WRITTEN REQUEST.
Every record below should be transcribed exactly. Omit the images.

Dataset records.
"""
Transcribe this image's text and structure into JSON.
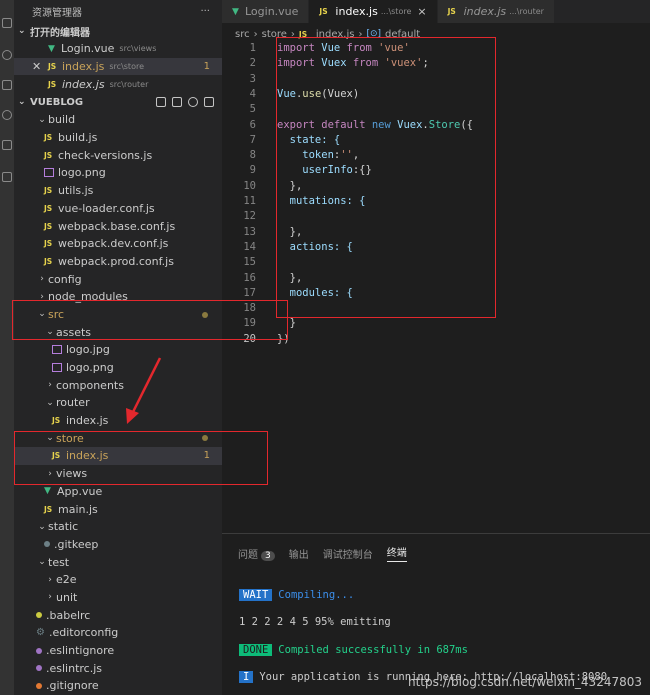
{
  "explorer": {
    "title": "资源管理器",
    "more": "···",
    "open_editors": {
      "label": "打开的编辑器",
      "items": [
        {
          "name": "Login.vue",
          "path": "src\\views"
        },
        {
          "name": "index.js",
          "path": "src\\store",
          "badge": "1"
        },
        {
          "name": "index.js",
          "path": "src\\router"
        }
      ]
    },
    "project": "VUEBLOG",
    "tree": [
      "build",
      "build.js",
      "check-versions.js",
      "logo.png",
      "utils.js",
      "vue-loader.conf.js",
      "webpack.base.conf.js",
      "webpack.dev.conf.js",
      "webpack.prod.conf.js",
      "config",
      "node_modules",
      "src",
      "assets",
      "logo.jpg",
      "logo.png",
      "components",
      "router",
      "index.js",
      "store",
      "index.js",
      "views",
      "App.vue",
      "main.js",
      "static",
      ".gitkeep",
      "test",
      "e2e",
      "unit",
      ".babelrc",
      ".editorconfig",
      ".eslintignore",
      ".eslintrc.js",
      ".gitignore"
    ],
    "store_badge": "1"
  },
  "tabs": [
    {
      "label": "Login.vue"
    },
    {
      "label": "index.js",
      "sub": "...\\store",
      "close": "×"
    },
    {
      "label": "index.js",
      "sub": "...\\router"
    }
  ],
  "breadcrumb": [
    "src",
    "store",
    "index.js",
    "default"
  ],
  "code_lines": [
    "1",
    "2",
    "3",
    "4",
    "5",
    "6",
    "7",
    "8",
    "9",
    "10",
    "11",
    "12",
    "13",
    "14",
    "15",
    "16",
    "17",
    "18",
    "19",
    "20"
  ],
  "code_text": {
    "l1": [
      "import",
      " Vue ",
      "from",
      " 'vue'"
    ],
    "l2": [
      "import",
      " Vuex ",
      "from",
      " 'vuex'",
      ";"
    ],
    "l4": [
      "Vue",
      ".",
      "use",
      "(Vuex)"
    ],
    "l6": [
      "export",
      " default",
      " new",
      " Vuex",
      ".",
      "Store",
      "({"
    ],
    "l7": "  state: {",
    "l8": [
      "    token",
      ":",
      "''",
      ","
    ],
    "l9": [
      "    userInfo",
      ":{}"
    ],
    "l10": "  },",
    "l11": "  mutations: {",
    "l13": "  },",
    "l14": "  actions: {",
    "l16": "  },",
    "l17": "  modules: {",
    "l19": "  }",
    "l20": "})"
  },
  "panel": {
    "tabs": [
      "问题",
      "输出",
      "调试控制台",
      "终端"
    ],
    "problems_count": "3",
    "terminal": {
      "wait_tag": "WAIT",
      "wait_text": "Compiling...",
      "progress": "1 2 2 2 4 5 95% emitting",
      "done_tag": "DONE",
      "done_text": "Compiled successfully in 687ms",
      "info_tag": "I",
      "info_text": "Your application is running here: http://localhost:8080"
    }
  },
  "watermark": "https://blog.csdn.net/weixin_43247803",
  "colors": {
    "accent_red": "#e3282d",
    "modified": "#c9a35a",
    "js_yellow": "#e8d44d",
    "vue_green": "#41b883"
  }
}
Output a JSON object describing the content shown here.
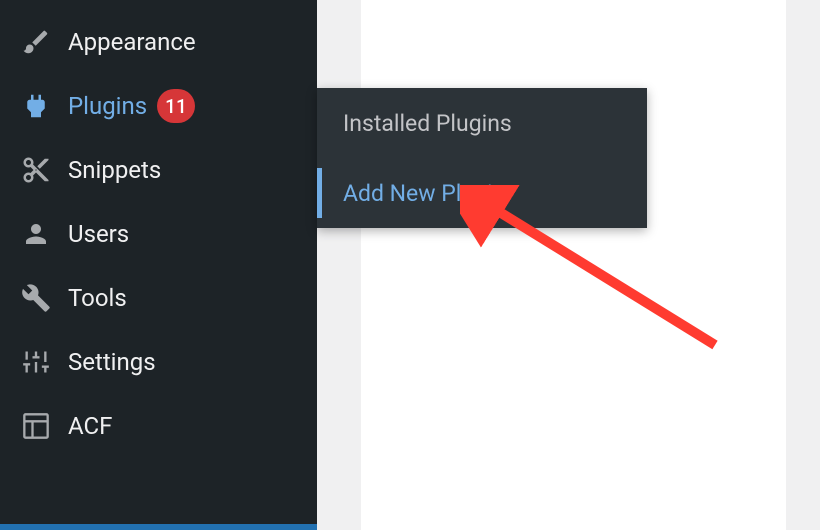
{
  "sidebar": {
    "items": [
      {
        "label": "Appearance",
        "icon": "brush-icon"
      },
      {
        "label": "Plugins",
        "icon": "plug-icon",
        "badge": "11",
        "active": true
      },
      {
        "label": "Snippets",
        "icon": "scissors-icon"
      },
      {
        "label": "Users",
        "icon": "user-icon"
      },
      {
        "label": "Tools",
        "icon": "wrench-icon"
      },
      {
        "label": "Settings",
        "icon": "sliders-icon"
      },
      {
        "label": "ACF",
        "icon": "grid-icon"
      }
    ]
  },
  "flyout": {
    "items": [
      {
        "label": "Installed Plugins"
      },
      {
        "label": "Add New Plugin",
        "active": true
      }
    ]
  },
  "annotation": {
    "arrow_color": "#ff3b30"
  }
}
"""
FULL OUTPUT.
Transcribe this image's text and structure into JSON.
{
  "explorer": {
    "title": "资源管理器",
    "more": "···",
    "open_editors": {
      "label": "打开的编辑器",
      "items": [
        {
          "name": "Login.vue",
          "path": "src\\views"
        },
        {
          "name": "index.js",
          "path": "src\\store",
          "badge": "1"
        },
        {
          "name": "index.js",
          "path": "src\\router"
        }
      ]
    },
    "project": "VUEBLOG",
    "tree": [
      "build",
      "build.js",
      "check-versions.js",
      "logo.png",
      "utils.js",
      "vue-loader.conf.js",
      "webpack.base.conf.js",
      "webpack.dev.conf.js",
      "webpack.prod.conf.js",
      "config",
      "node_modules",
      "src",
      "assets",
      "logo.jpg",
      "logo.png",
      "components",
      "router",
      "index.js",
      "store",
      "index.js",
      "views",
      "App.vue",
      "main.js",
      "static",
      ".gitkeep",
      "test",
      "e2e",
      "unit",
      ".babelrc",
      ".editorconfig",
      ".eslintignore",
      ".eslintrc.js",
      ".gitignore"
    ],
    "store_badge": "1"
  },
  "tabs": [
    {
      "label": "Login.vue"
    },
    {
      "label": "index.js",
      "sub": "...\\store",
      "close": "×"
    },
    {
      "label": "index.js",
      "sub": "...\\router"
    }
  ],
  "breadcrumb": [
    "src",
    "store",
    "index.js",
    "default"
  ],
  "code_lines": [
    "1",
    "2",
    "3",
    "4",
    "5",
    "6",
    "7",
    "8",
    "9",
    "10",
    "11",
    "12",
    "13",
    "14",
    "15",
    "16",
    "17",
    "18",
    "19",
    "20"
  ],
  "code_text": {
    "l1": [
      "import",
      " Vue ",
      "from",
      " 'vue'"
    ],
    "l2": [
      "import",
      " Vuex ",
      "from",
      " 'vuex'",
      ";"
    ],
    "l4": [
      "Vue",
      ".",
      "use",
      "(Vuex)"
    ],
    "l6": [
      "export",
      " default",
      " new",
      " Vuex",
      ".",
      "Store",
      "({"
    ],
    "l7": "  state: {",
    "l8": [
      "    token",
      ":",
      "''",
      ","
    ],
    "l9": [
      "    userInfo",
      ":{}"
    ],
    "l10": "  },",
    "l11": "  mutations: {",
    "l13": "  },",
    "l14": "  actions: {",
    "l16": "  },",
    "l17": "  modules: {",
    "l19": "  }",
    "l20": "})"
  },
  "panel": {
    "tabs": [
      "问题",
      "输出",
      "调试控制台",
      "终端"
    ],
    "problems_count": "3",
    "terminal": {
      "wait_tag": "WAIT",
      "wait_text": "Compiling...",
      "progress": "1 2 2 2 4 5 95% emitting",
      "done_tag": "DONE",
      "done_text": "Compiled successfully in 687ms",
      "info_tag": "I",
      "info_text": "Your application is running here: http://localhost:8080"
    }
  },
  "watermark": "https://blog.csdn.net/weixin_43247803",
  "colors": {
    "accent_red": "#e3282d",
    "modified": "#c9a35a",
    "js_yellow": "#e8d44d",
    "vue_green": "#41b883"
  }
}
Output a JSON object describing the content shown here.
{
  "sidebar": {
    "items": [
      {
        "label": "Appearance",
        "icon": "brush-icon"
      },
      {
        "label": "Plugins",
        "icon": "plug-icon",
        "badge": "11",
        "active": true
      },
      {
        "label": "Snippets",
        "icon": "scissors-icon"
      },
      {
        "label": "Users",
        "icon": "user-icon"
      },
      {
        "label": "Tools",
        "icon": "wrench-icon"
      },
      {
        "label": "Settings",
        "icon": "sliders-icon"
      },
      {
        "label": "ACF",
        "icon": "grid-icon"
      }
    ]
  },
  "flyout": {
    "items": [
      {
        "label": "Installed Plugins"
      },
      {
        "label": "Add New Plugin",
        "active": true
      }
    ]
  },
  "annotation": {
    "arrow_color": "#ff3b30"
  }
}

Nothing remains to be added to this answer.